Transcribe every entry word for word, leaving out all images.

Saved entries
______________________________
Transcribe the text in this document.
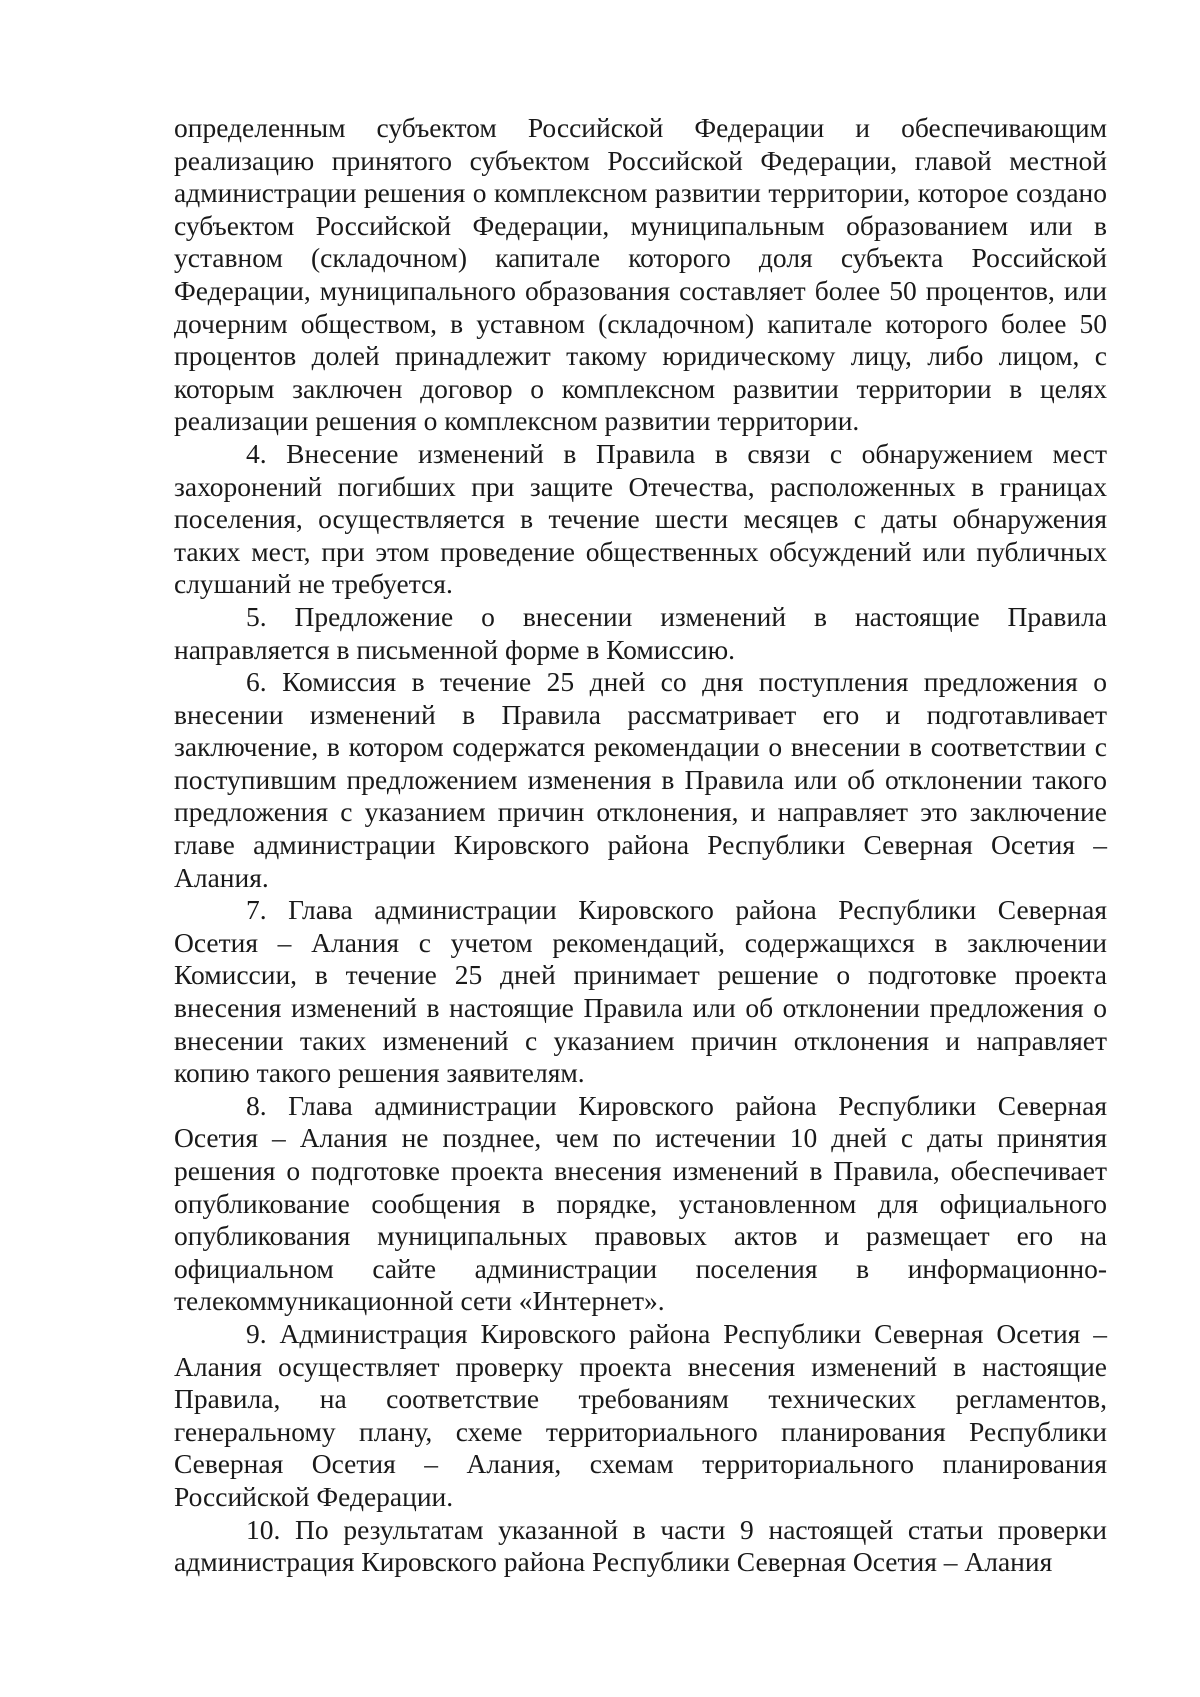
определенным субъектом Российской Федерации и обеспечивающим реализацию принятого субъектом Российской Федерации, главой местной администрации решения о комплексном развитии территории, которое создано субъектом Российской Федерации, муниципальным образованием или в уставном (складочном) капитале которого доля субъекта Российской Федерации, муниципального образования составляет более 50 процентов, или дочерним обществом, в уставном (складочном) капитале которого более 50 процентов долей принадлежит такому юридическому лицу, либо лицом, с которым заключен договор о комплексном развитии территории в целях реализации решения о комплексном развитии территории.

4. Внесение изменений в Правила в связи с обнаружением мест захоронений погибших при защите Отечества, расположенных в границах поселения, осуществляется в течение шести месяцев с даты обнаружения таких мест, при этом проведение общественных обсуждений или публичных слушаний не требуется.

5. Предложение о внесении изменений в настоящие Правила направляется в письменной форме в Комиссию.

6. Комиссия в течение 25 дней со дня поступления предложения о внесении изменений в Правила рассматривает его и подготавливает заключение, в котором содержатся рекомендации о внесении в соответствии с поступившим предложением изменения в Правила или об отклонении такого предложения с указанием причин отклонения, и направляет это заключение главе администрации Кировского района Республики Северная Осетия – Алания.

7. Глава администрации Кировского района Республики Северная Осетия – Алания с учетом рекомендаций, содержащихся в заключении Комиссии, в течение 25 дней принимает решение о подготовке проекта внесения изменений в настоящие Правила или об отклонении предложения о внесении таких изменений с указанием причин отклонения и направляет копию такого решения заявителям.

8. Глава администрации Кировского района Республики Северная Осетия – Алания не позднее, чем по истечении 10 дней с даты принятия решения о подготовке проекта внесения изменений в Правила, обеспечивает опубликование сообщения в порядке, установленном для официального опубликования муниципальных правовых актов и размещает его на официальном сайте администрации поселения в информационно-телекоммуникационной сети «Интернет».

9. Администрация Кировского района Республики Северная Осетия – Алания осуществляет проверку проекта внесения изменений в настоящие Правила, на соответствие требованиям технических регламентов, генеральному плану, схеме территориального планирования Республики Северная Осетия – Алания, схемам территориального планирования Российской Федерации.

10. По результатам указанной в части 9 настоящей статьи проверки администрация Кировского района Республики Северная Осетия – Алания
______________________________
◆ Solved exercise:
Transcribe the text in this document.
определенным субъектом Российской Федерации и обеспечивающим реализацию принятого субъектом Российской Федерации, главой местной администрации решения о комплексном развитии территории, которое создано субъектом Российской Федерации, муниципальным образованием или в уставном (складочном) капитале которого доля субъекта Российской Федерации, муниципального образования составляет более 50 процентов, или дочерним обществом, в уставном (складочном) капитале которого более 50 процентов долей принадлежит такому юридическому лицу, либо лицом, с которым заключен договор о комплексном развитии территории в целях реализации решения о комплексном развитии территории.

4. Внесение изменений в Правила в связи с обнаружением мест захоронений погибших при защите Отечества, расположенных в границах поселения, осуществляется в течение шести месяцев с даты обнаружения таких мест, при этом проведение общественных обсуждений или публичных слушаний не требуется.

5. Предложение о внесении изменений в настоящие Правила направляется в письменной форме в Комиссию.

6. Комиссия в течение 25 дней со дня поступления предложения о внесении изменений в Правила рассматривает его и подготавливает заключение, в котором содержатся рекомендации о внесении в соответствии с поступившим предложением изменения в Правила или об отклонении такого предложения с указанием причин отклонения, и направляет это заключение главе администрации Кировского района Республики Северная Осетия – Алания.

7. Глава администрации Кировского района Республики Северная Осетия – Алания с учетом рекомендаций, содержащихся в заключении Комиссии, в течение 25 дней принимает решение о подготовке проекта внесения изменений в настоящие Правила или об отклонении предложения о внесении таких изменений с указанием причин отклонения и направляет копию такого решения заявителям.

8. Глава администрации Кировского района Республики Северная Осетия – Алания не позднее, чем по истечении 10 дней с даты принятия решения о подготовке проекта внесения изменений в Правила, обеспечивает опубликование сообщения в порядке, установленном для официального опубликования муниципальных правовых актов и размещает его на официальном сайте администрации поселения в информационно-телекоммуникационной сети «Интернет».

9. Администрация Кировского района Республики Северная Осетия – Алания осуществляет проверку проекта внесения изменений в настоящие Правила, на соответствие требованиям технических регламентов, генеральному плану, схеме территориального планирования Республики Северная Осетия – Алания, схемам территориального планирования Российской Федерации.

10. По результатам указанной в части 9 настоящей статьи проверки администрация Кировского района Республики Северная Осетия – Алания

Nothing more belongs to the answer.